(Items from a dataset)

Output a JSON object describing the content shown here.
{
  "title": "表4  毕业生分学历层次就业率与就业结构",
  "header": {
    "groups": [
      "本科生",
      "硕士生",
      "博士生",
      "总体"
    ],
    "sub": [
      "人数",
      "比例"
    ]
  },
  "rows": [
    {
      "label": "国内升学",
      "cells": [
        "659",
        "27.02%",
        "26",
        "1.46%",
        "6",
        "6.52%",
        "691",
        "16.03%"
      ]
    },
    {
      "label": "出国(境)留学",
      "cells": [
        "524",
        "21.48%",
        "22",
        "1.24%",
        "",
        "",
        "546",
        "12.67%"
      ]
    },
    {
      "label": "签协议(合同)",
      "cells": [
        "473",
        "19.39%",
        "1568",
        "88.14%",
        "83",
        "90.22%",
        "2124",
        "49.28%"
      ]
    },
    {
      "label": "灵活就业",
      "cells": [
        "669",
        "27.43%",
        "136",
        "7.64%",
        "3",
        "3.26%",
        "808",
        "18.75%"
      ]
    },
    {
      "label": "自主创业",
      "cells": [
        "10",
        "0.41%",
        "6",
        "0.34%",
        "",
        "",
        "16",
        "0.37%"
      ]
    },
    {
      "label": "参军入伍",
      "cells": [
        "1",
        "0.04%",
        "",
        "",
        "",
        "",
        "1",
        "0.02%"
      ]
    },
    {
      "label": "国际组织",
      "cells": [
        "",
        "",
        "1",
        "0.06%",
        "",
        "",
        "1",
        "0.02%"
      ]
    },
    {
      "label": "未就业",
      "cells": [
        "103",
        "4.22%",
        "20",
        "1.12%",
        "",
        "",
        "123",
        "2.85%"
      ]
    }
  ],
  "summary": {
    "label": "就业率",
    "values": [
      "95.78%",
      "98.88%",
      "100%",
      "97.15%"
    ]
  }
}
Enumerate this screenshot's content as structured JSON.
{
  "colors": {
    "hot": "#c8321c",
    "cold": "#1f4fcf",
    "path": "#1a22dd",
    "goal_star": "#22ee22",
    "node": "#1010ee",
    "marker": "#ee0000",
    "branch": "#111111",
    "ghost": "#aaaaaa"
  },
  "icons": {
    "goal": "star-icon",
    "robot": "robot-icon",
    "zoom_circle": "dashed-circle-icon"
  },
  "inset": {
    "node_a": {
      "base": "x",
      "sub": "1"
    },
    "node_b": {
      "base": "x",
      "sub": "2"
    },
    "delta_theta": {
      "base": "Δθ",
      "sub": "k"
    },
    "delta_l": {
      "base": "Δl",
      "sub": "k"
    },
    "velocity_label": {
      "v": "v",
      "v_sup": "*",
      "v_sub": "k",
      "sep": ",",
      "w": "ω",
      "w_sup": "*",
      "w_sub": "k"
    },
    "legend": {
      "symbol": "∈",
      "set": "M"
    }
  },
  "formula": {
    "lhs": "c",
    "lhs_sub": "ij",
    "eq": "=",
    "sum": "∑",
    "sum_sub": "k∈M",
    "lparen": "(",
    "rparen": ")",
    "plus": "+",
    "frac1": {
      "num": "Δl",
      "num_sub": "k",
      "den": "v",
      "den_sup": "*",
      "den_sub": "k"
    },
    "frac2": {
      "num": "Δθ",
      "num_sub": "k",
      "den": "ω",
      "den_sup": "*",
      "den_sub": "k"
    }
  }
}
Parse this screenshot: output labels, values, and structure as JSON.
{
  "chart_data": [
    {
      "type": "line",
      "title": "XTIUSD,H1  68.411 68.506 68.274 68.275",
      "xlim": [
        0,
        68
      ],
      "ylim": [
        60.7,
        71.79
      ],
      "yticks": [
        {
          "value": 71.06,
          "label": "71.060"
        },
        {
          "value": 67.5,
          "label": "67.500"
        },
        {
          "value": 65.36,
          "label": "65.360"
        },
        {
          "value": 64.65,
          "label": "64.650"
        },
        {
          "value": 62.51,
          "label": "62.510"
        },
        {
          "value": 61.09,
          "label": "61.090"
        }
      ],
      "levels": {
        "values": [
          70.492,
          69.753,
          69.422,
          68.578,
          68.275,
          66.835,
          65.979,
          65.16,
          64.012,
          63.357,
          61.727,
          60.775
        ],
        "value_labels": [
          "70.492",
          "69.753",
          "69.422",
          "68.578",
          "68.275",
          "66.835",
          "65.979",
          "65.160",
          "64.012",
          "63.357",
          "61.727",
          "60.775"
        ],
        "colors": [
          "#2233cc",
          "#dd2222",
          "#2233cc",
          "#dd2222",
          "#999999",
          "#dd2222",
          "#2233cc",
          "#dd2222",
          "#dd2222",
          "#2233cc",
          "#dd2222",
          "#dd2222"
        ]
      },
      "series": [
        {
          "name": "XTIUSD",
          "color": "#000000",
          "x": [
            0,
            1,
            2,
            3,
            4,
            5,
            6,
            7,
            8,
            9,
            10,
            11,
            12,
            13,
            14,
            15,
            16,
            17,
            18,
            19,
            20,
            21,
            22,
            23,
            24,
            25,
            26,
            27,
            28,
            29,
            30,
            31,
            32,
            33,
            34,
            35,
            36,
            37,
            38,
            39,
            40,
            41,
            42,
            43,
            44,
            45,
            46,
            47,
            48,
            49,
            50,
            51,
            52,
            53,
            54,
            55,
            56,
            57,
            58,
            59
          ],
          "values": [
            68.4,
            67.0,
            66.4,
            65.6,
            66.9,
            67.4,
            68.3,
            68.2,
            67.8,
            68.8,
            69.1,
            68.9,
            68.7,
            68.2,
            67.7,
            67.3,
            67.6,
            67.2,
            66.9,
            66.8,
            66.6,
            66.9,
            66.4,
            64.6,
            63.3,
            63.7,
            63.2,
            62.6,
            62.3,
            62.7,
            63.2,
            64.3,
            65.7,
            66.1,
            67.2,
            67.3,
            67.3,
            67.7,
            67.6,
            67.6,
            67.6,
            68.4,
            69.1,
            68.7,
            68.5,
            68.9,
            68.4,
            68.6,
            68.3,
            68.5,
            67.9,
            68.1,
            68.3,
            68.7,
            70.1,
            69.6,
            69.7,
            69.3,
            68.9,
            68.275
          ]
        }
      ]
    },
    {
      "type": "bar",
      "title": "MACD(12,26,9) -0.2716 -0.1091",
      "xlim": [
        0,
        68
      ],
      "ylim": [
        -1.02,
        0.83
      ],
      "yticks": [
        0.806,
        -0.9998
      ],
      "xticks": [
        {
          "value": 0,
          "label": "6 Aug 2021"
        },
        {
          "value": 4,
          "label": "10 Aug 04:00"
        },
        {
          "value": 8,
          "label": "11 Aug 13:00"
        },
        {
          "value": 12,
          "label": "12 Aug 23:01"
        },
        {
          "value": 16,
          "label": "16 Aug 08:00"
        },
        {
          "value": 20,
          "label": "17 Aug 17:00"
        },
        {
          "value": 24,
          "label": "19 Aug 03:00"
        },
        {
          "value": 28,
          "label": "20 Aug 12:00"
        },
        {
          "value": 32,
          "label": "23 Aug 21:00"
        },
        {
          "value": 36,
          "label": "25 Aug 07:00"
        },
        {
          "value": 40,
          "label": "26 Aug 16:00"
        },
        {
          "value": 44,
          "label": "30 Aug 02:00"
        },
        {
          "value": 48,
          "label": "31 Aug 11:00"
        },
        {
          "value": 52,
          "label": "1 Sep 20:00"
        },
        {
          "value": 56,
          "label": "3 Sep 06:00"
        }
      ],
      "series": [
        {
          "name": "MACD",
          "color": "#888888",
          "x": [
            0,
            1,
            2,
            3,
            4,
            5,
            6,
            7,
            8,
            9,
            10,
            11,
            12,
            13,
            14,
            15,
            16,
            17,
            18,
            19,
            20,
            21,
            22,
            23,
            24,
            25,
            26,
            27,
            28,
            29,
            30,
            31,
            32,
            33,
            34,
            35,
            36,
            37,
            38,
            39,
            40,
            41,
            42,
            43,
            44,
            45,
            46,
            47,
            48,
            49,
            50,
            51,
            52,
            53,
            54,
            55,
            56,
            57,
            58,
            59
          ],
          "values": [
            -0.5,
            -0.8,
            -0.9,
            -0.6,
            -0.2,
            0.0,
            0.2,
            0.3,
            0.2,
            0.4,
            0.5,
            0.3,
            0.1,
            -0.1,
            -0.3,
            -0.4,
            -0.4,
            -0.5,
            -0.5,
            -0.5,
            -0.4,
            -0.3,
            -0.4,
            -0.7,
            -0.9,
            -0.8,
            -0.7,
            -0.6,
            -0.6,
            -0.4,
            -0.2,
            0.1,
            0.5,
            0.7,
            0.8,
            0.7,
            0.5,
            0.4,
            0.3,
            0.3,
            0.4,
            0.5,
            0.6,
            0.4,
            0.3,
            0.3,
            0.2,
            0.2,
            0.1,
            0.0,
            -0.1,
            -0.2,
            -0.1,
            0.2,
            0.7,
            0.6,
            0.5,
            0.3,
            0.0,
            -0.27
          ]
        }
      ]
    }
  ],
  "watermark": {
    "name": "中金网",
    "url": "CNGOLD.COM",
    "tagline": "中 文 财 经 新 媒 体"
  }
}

[WORK REQUIRED] Filter the entries above down to the lines containing the word "this".

[RESULT OF THE TASK]
Enumerate this screenshot's content as structured JSON.
Parse this screenshot: output labels, values, and structure as JSON.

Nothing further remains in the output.